(Exercise prompt):
Nothing in the records may be left out or altered; reproduce them all exactly.

(Provided records):
----------------
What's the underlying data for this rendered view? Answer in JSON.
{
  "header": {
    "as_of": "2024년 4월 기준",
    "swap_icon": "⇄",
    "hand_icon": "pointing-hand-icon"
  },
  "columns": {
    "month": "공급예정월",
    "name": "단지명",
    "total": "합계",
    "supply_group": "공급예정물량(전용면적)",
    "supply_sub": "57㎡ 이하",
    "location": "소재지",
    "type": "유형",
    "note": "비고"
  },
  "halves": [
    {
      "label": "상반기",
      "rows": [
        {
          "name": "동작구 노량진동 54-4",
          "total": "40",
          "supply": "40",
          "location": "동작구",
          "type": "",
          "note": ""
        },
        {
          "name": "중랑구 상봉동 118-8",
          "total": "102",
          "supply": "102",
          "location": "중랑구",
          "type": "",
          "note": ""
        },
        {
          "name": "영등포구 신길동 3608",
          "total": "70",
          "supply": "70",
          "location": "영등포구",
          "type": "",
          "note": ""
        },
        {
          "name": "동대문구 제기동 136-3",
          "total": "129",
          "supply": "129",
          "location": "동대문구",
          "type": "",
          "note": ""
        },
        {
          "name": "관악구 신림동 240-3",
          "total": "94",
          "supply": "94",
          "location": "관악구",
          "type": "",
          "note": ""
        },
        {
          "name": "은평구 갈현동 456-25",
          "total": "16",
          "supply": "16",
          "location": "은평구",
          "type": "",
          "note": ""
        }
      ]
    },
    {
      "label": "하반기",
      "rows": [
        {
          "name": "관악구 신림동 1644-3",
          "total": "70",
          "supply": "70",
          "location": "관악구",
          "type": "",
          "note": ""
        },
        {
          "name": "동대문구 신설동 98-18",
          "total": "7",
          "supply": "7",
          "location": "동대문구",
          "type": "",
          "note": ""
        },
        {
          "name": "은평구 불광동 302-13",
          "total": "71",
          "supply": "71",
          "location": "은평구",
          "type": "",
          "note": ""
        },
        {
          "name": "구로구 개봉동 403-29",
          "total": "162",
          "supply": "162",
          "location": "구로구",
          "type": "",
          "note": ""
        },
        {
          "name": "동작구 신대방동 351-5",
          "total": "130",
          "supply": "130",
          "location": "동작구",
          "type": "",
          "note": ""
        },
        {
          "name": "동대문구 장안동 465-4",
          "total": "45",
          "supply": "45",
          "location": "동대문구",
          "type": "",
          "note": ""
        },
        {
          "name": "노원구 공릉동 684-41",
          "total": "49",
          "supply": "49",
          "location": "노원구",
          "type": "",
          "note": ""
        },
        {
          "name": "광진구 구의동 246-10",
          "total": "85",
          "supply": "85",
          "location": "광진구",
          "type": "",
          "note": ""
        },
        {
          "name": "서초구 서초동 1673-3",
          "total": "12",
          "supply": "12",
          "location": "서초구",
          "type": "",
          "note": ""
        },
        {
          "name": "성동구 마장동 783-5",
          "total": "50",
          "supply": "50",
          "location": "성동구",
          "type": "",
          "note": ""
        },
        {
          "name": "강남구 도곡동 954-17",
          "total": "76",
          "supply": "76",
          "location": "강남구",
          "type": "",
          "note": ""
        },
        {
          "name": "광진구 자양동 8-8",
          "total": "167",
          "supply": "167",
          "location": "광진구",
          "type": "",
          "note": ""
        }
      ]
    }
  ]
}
----------------
(The solution):
What's the underlying data for this rendered view? Answer in JSON.
{
  "header": {
    "as_of": "2024년 4월 기준",
    "swap_icon": "⇄",
    "hand_icon": "pointing-hand-icon"
  },
  "columns": {
    "month": "공급예정월",
    "name": "단지명",
    "total": "합계",
    "supply_group": "공급예정물량(전용면적)",
    "supply_sub": "57㎡ 이하",
    "location": "소재지",
    "type": "유형",
    "note": "비고"
  },
  "halves": [
    {
      "label": "상반기",
      "rows": [
        {
          "name": "동작구 노량진동 54-4",
          "total": "40",
          "supply": "40",
          "location": "동작구",
          "type": "",
          "note": ""
        },
        {
          "name": "중랑구 상봉동 118-8",
          "total": "102",
          "supply": "102",
          "location": "중랑구",
          "type": "",
          "note": ""
        },
        {
          "name": "영등포구 신길동 3608",
          "total": "70",
          "supply": "70",
          "location": "영등포구",
          "type": "",
          "note": ""
        },
        {
          "name": "동대문구 제기동 136-3",
          "total": "129",
          "supply": "129",
          "location": "동대문구",
          "type": "",
          "note": ""
        },
        {
          "name": "관악구 신림동 240-3",
          "total": "94",
          "supply": "94",
          "location": "관악구",
          "type": "",
          "note": ""
        },
        {
          "name": "은평구 갈현동 456-25",
          "total": "16",
          "supply": "16",
          "location": "은평구",
          "type": "",
          "note": ""
        }
      ]
    },
    {
      "label": "하반기",
      "rows": [
        {
          "name": "관악구 신림동 1644-3",
          "total": "70",
          "supply": "70",
          "location": "관악구",
          "type": "",
          "note": ""
        },
        {
          "name": "동대문구 신설동 98-18",
          "total": "7",
          "supply": "7",
          "location": "동대문구",
          "type": "",
          "note": ""
        },
        {
          "name": "은평구 불광동 302-13",
          "total": "71",
          "supply": "71",
          "location": "은평구",
          "type": "",
          "note": ""
        },
        {
          "name": "구로구 개봉동 403-29",
          "total": "162",
          "supply": "162",
          "location": "구로구",
          "type": "",
          "note": ""
        },
        {
          "name": "동작구 신대방동 351-5",
          "total": "130",
          "supply": "130",
          "location": "동작구",
          "type": "",
          "note": ""
        },
        {
          "name": "동대문구 장안동 465-4",
          "total": "45",
          "supply": "45",
          "location": "동대문구",
          "type": "",
          "note": ""
        },
        {
          "name": "노원구 공릉동 684-41",
          "total": "49",
          "supply": "49",
          "location": "노원구",
          "type": "",
          "note": ""
        },
        {
          "name": "광진구 구의동 246-10",
          "total": "85",
          "supply": "85",
          "location": "광진구",
          "type": "",
          "note": ""
        },
        {
          "name": "서초구 서초동 1673-3",
          "total": "12",
          "supply": "12",
          "location": "서초구",
          "type": "",
          "note": ""
        },
        {
          "name": "성동구 마장동 783-5",
          "total": "50",
          "supply": "50",
          "location": "성동구",
          "type": "",
          "note": ""
        },
        {
          "name": "강남구 도곡동 954-17",
          "total": "76",
          "supply": "76",
          "location": "강남구",
          "type": "",
          "note": ""
        },
        {
          "name": "광진구 자양동 8-8",
          "total": "167",
          "supply": "167",
          "location": "광진구",
          "type": "",
          "note": ""
        }
      ]
    }
  ]
}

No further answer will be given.